Return the lines below that carry the word "young".

───── DATA LINES

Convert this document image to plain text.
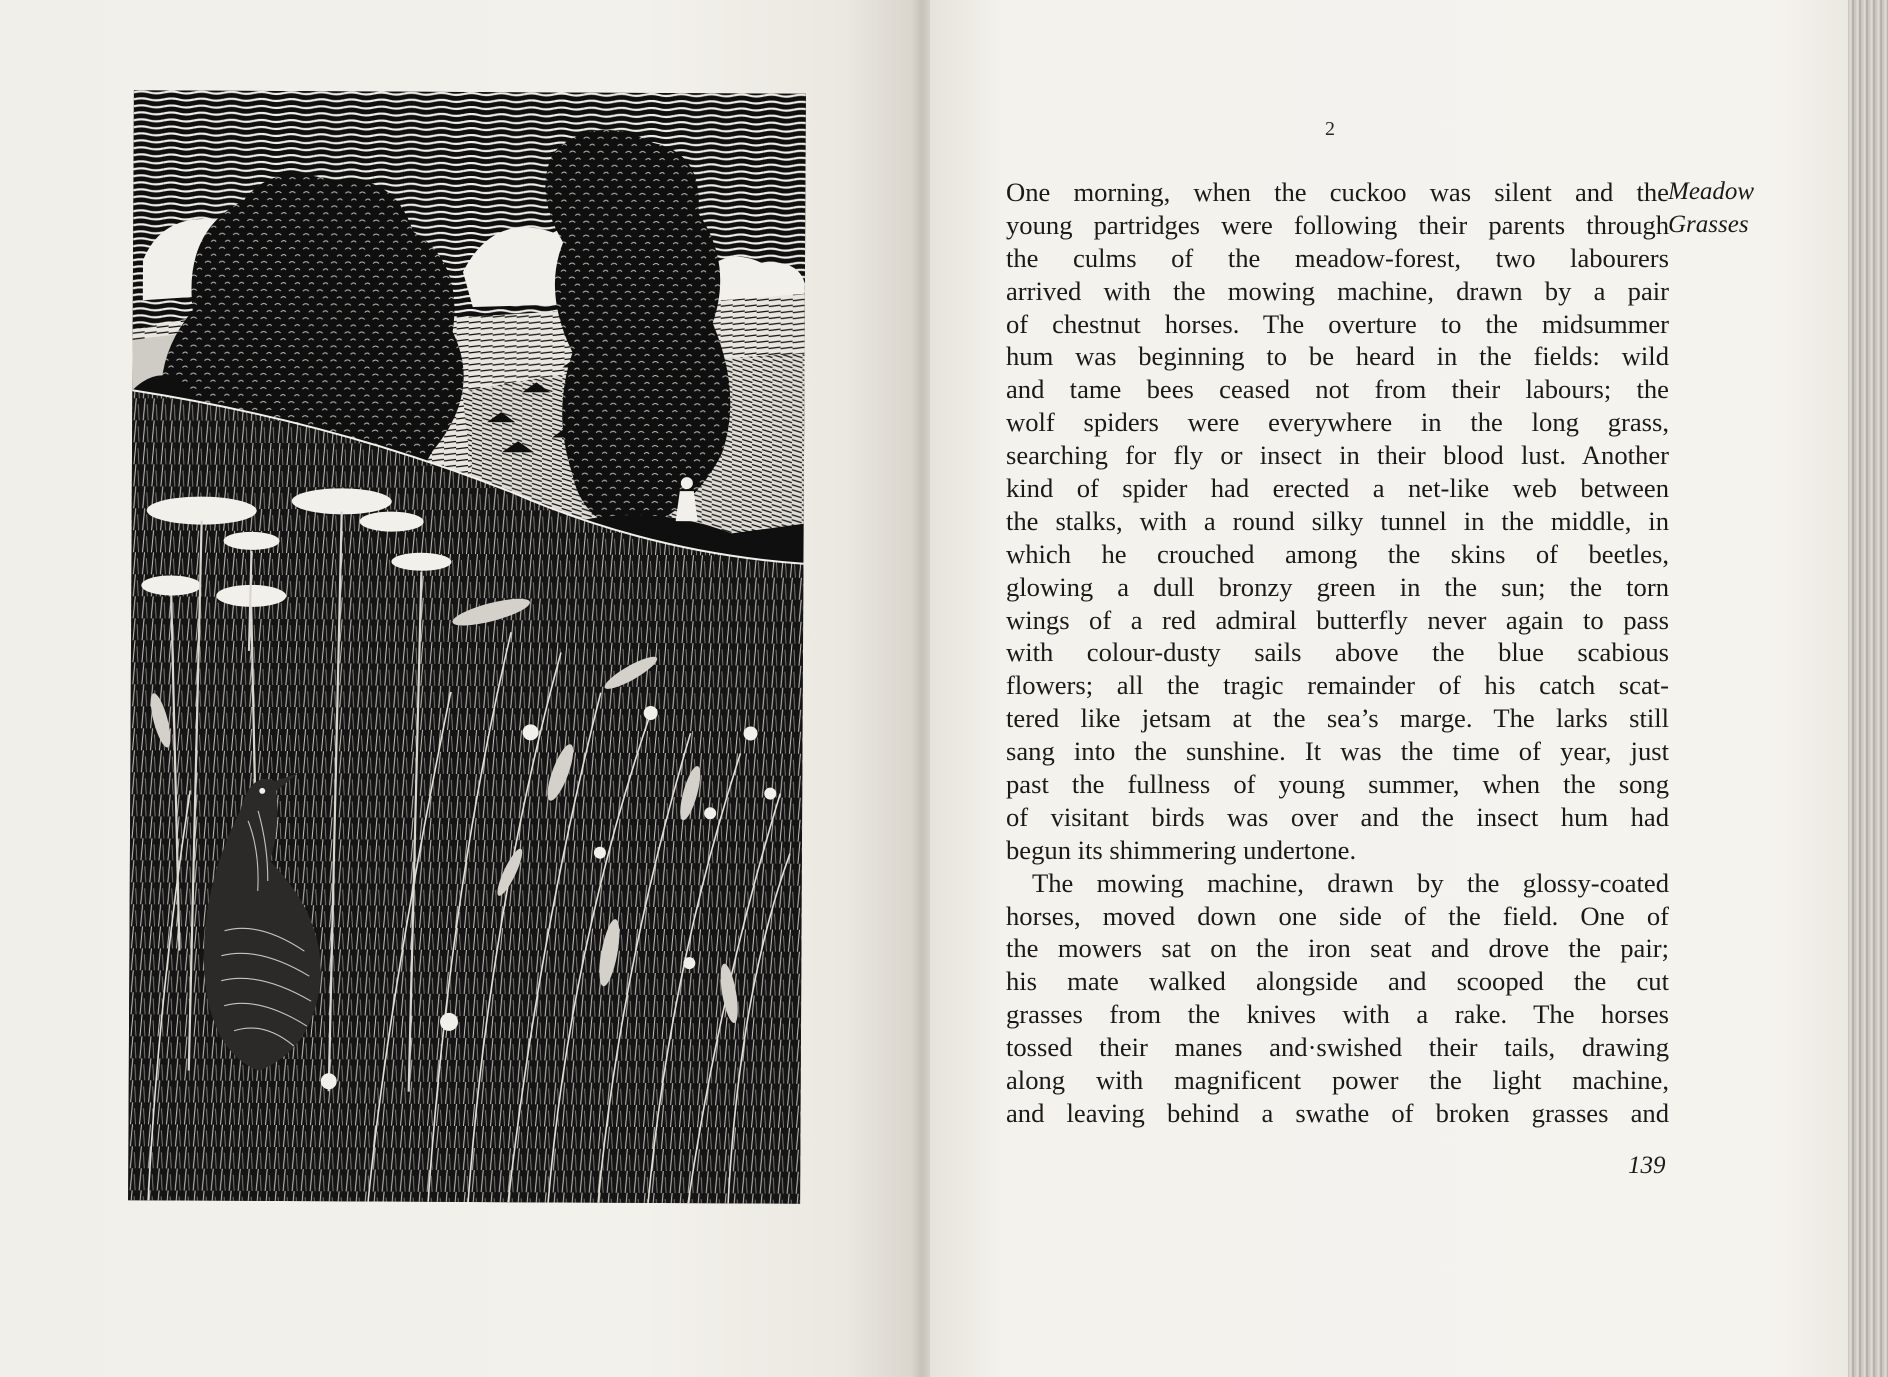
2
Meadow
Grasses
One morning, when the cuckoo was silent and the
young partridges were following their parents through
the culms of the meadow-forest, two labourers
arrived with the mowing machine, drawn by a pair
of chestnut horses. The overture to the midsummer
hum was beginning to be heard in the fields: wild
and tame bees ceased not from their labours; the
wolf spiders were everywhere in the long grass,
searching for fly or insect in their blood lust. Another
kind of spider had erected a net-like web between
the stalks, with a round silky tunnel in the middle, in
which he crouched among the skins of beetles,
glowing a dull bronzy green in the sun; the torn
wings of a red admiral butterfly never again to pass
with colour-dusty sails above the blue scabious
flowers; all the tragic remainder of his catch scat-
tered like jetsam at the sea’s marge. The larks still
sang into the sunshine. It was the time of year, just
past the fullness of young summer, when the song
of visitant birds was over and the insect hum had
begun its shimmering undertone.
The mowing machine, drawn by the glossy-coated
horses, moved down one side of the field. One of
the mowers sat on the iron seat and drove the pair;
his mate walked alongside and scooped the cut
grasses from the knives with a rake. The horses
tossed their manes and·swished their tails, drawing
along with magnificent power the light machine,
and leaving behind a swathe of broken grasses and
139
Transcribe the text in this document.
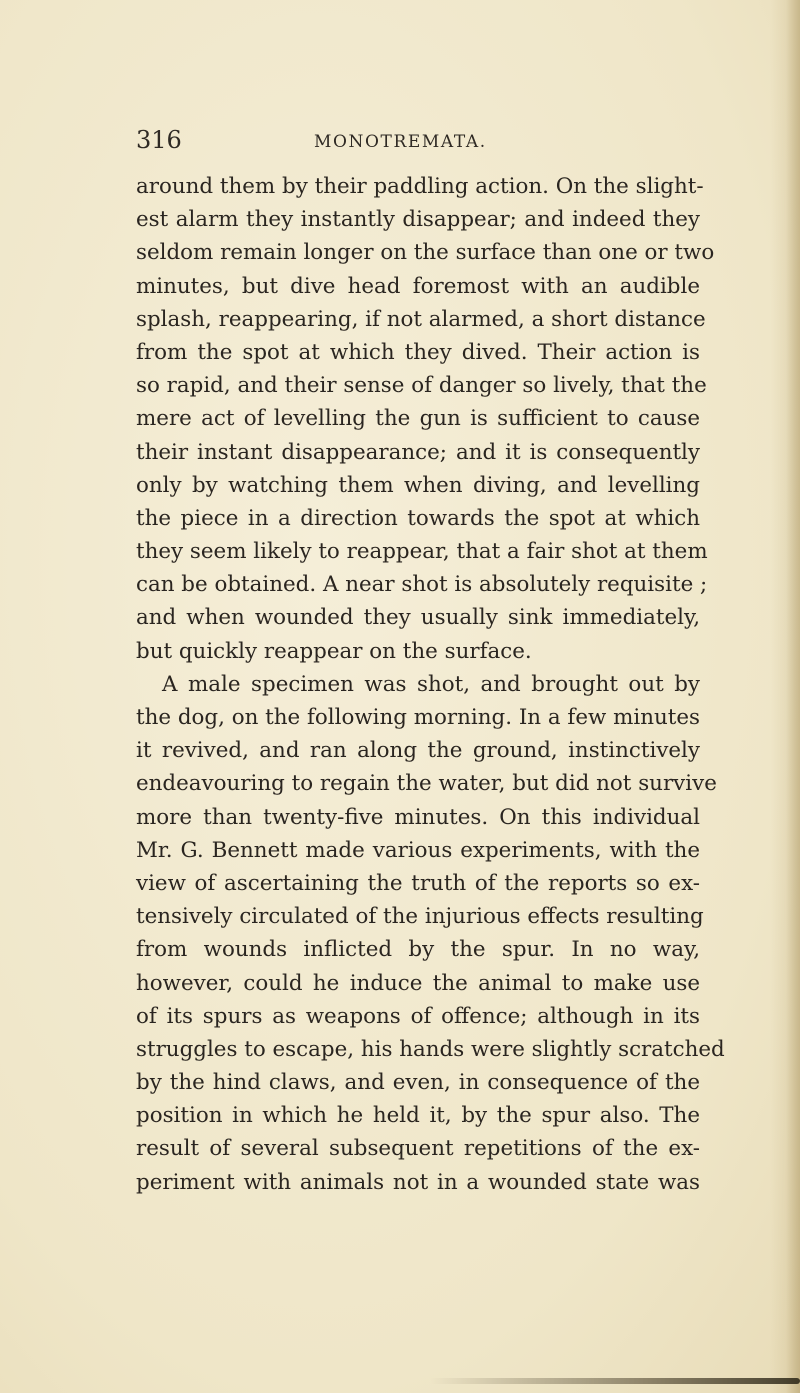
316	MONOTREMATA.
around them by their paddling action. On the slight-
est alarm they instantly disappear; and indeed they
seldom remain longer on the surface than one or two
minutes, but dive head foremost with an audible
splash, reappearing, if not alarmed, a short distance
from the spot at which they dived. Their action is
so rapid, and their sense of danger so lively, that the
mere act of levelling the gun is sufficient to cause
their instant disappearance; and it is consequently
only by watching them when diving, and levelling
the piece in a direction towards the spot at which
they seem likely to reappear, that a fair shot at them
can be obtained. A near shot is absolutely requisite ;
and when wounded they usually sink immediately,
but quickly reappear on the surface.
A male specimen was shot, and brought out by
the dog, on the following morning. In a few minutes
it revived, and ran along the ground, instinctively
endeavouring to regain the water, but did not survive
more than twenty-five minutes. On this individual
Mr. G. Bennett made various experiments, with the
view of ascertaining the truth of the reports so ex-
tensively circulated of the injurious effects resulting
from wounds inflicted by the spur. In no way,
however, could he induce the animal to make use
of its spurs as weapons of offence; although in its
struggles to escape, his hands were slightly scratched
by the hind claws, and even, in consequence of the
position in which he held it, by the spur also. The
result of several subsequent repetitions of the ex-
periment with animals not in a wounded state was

──────────

EXERCISE SOLUTION =>
young partridges were following their parents through
past the fullness of young summer, when the song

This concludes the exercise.